Given exercise =>
Take the entries below and print all of them exactly, please.

Figure collection entries
# # # # # # #

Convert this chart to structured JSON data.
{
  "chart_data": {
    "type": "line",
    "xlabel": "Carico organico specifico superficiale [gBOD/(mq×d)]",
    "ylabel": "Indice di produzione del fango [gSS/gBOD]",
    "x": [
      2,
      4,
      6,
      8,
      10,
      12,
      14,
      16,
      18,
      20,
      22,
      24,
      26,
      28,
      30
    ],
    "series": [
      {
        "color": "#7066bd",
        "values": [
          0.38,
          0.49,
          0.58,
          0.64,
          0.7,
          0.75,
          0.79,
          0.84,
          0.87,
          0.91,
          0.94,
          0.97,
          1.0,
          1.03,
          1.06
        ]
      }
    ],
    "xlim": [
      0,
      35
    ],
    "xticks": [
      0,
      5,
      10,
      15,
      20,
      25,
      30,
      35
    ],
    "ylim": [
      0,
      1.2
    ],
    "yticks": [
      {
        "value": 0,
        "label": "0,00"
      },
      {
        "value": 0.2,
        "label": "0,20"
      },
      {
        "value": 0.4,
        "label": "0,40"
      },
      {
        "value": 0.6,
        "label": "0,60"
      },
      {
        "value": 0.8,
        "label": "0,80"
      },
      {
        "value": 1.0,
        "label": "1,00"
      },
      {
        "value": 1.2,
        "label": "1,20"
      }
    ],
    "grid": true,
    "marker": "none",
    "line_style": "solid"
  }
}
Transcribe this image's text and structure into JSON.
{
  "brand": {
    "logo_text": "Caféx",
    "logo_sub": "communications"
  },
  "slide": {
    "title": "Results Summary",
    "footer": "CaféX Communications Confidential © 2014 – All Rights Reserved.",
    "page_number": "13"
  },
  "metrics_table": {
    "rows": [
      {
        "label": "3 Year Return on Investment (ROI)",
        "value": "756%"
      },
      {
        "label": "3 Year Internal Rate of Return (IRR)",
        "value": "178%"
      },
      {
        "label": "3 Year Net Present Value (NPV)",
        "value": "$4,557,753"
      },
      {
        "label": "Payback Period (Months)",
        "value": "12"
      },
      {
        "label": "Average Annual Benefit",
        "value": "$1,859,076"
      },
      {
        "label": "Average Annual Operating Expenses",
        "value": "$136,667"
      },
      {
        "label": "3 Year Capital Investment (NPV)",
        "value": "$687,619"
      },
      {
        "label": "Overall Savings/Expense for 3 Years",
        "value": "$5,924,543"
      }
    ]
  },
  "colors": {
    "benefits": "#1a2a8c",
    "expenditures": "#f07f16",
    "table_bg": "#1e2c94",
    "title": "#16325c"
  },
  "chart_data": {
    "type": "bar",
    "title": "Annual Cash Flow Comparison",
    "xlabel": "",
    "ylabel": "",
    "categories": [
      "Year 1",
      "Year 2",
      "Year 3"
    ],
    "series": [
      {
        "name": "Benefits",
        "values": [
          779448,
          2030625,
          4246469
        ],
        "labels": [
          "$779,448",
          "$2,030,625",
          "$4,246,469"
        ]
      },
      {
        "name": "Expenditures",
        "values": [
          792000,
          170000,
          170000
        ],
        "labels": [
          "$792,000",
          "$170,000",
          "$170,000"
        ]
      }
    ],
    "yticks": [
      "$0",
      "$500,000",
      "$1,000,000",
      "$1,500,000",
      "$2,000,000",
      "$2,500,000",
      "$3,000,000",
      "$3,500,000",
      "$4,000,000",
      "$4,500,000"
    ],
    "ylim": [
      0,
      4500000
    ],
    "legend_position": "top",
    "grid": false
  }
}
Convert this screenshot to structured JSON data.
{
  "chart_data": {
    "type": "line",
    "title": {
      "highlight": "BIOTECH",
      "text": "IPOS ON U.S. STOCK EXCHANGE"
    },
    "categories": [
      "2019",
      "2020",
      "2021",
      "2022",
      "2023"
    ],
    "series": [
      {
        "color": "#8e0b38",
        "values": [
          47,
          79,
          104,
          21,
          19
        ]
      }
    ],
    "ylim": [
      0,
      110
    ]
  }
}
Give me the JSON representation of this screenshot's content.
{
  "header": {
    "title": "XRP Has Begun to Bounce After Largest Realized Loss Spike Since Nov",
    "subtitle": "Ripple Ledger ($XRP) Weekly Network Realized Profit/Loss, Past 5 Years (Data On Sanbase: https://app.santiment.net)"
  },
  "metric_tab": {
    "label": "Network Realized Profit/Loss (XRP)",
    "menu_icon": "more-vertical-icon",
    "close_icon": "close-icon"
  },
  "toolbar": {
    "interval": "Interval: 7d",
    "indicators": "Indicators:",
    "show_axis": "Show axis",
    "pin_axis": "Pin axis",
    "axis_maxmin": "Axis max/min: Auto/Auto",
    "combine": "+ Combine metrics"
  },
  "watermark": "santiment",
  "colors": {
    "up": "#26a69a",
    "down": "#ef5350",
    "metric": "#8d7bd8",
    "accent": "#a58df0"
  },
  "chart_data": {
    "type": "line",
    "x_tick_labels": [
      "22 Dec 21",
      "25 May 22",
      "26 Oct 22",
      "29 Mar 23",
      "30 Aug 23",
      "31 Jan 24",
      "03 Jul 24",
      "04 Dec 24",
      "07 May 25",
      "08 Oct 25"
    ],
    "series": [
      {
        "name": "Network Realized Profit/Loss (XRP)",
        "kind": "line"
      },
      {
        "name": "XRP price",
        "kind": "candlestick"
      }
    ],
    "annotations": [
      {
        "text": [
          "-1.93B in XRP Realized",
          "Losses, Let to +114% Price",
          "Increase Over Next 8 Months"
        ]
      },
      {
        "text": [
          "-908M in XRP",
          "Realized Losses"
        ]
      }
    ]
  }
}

# # # # # # #

Exercise solution =>
Convert this chart to structured JSON data.
{
  "chart_data": {
    "type": "line",
    "xlabel": "Carico organico specifico superficiale [gBOD/(mq×d)]",
    "ylabel": "Indice di produzione del fango [gSS/gBOD]",
    "x": [
      2,
      4,
      6,
      8,
      10,
      12,
      14,
      16,
      18,
      20,
      22,
      24,
      26,
      28,
      30
    ],
    "series": [
      {
        "color": "#7066bd",
        "values": [
          0.38,
          0.49,
          0.58,
          0.64,
          0.7,
          0.75,
          0.79,
          0.84,
          0.87,
          0.91,
          0.94,
          0.97,
          1.0,
          1.03,
          1.06
        ]
      }
    ],
    "xlim": [
      0,
      35
    ],
    "xticks": [
      0,
      5,
      10,
      15,
      20,
      25,
      30,
      35
    ],
    "ylim": [
      0,
      1.2
    ],
    "yticks": [
      {
        "value": 0,
        "label": "0,00"
      },
      {
        "value": 0.2,
        "label": "0,20"
      },
      {
        "value": 0.4,
        "label": "0,40"
      },
      {
        "value": 0.6,
        "label": "0,60"
      },
      {
        "value": 0.8,
        "label": "0,80"
      },
      {
        "value": 1.0,
        "label": "1,00"
      },
      {
        "value": 1.2,
        "label": "1,20"
      }
    ],
    "grid": true,
    "marker": "none",
    "line_style": "solid"
  }
}
Transcribe this image's text and structure into JSON.
{
  "brand": {
    "logo_text": "Caféx",
    "logo_sub": "communications"
  },
  "slide": {
    "title": "Results Summary",
    "footer": "CaféX Communications Confidential © 2014 – All Rights Reserved.",
    "page_number": "13"
  },
  "metrics_table": {
    "rows": [
      {
        "label": "3 Year Return on Investment (ROI)",
        "value": "756%"
      },
      {
        "label": "3 Year Internal Rate of Return (IRR)",
        "value": "178%"
      },
      {
        "label": "3 Year Net Present Value (NPV)",
        "value": "$4,557,753"
      },
      {
        "label": "Payback Period (Months)",
        "value": "12"
      },
      {
        "label": "Average Annual Benefit",
        "value": "$1,859,076"
      },
      {
        "label": "Average Annual Operating Expenses",
        "value": "$136,667"
      },
      {
        "label": "3 Year Capital Investment (NPV)",
        "value": "$687,619"
      },
      {
        "label": "Overall Savings/Expense for 3 Years",
        "value": "$5,924,543"
      }
    ]
  },
  "colors": {
    "benefits": "#1a2a8c",
    "expenditures": "#f07f16",
    "table_bg": "#1e2c94",
    "title": "#16325c"
  },
  "chart_data": {
    "type": "bar",
    "title": "Annual Cash Flow Comparison",
    "xlabel": "",
    "ylabel": "",
    "categories": [
      "Year 1",
      "Year 2",
      "Year 3"
    ],
    "series": [
      {
        "name": "Benefits",
        "values": [
          779448,
          2030625,
          4246469
        ],
        "labels": [
          "$779,448",
          "$2,030,625",
          "$4,246,469"
        ]
      },
      {
        "name": "Expenditures",
        "values": [
          792000,
          170000,
          170000
        ],
        "labels": [
          "$792,000",
          "$170,000",
          "$170,000"
        ]
      }
    ],
    "yticks": [
      "$0",
      "$500,000",
      "$1,000,000",
      "$1,500,000",
      "$2,000,000",
      "$2,500,000",
      "$3,000,000",
      "$3,500,000",
      "$4,000,000",
      "$4,500,000"
    ],
    "ylim": [
      0,
      4500000
    ],
    "legend_position": "top",
    "grid": false
  }
}
Convert this screenshot to structured JSON data.
{
  "chart_data": {
    "type": "line",
    "title": {
      "highlight": "BIOTECH",
      "text": "IPOS ON U.S. STOCK EXCHANGE"
    },
    "categories": [
      "2019",
      "2020",
      "2021",
      "2022",
      "2023"
    ],
    "series": [
      {
        "color": "#8e0b38",
        "values": [
          47,
          79,
          104,
          21,
          19
        ]
      }
    ],
    "ylim": [
      0,
      110
    ]
  }
}
Give me the JSON representation of this screenshot's content.
{
  "header": {
    "title": "XRP Has Begun to Bounce After Largest Realized Loss Spike Since Nov",
    "subtitle": "Ripple Ledger ($XRP) Weekly Network Realized Profit/Loss, Past 5 Years (Data On Sanbase: https://app.santiment.net)"
  },
  "metric_tab": {
    "label": "Network Realized Profit/Loss (XRP)",
    "menu_icon": "more-vertical-icon",
    "close_icon": "close-icon"
  },
  "toolbar": {
    "interval": "Interval: 7d",
    "indicators": "Indicators:",
    "show_axis": "Show axis",
    "pin_axis": "Pin axis",
    "axis_maxmin": "Axis max/min: Auto/Auto",
    "combine": "+ Combine metrics"
  },
  "watermark": "santiment",
  "colors": {
    "up": "#26a69a",
    "down": "#ef5350",
    "metric": "#8d7bd8",
    "accent": "#a58df0"
  },
  "chart_data": {
    "type": "line",
    "x_tick_labels": [
      "22 Dec 21",
      "25 May 22",
      "26 Oct 22",
      "29 Mar 23",
      "30 Aug 23",
      "31 Jan 24",
      "03 Jul 24",
      "04 Dec 24",
      "07 May 25",
      "08 Oct 25"
    ],
    "series": [
      {
        "name": "Network Realized Profit/Loss (XRP)",
        "kind": "line"
      },
      {
        "name": "XRP price",
        "kind": "candlestick"
      }
    ],
    "annotations": [
      {
        "text": [
          "-1.93B in XRP Realized",
          "Losses, Let to +114% Price",
          "Increase Over Next 8 Months"
        ]
      },
      {
        "text": [
          "-908M in XRP",
          "Realized Losses"
        ]
      }
    ]
  }
}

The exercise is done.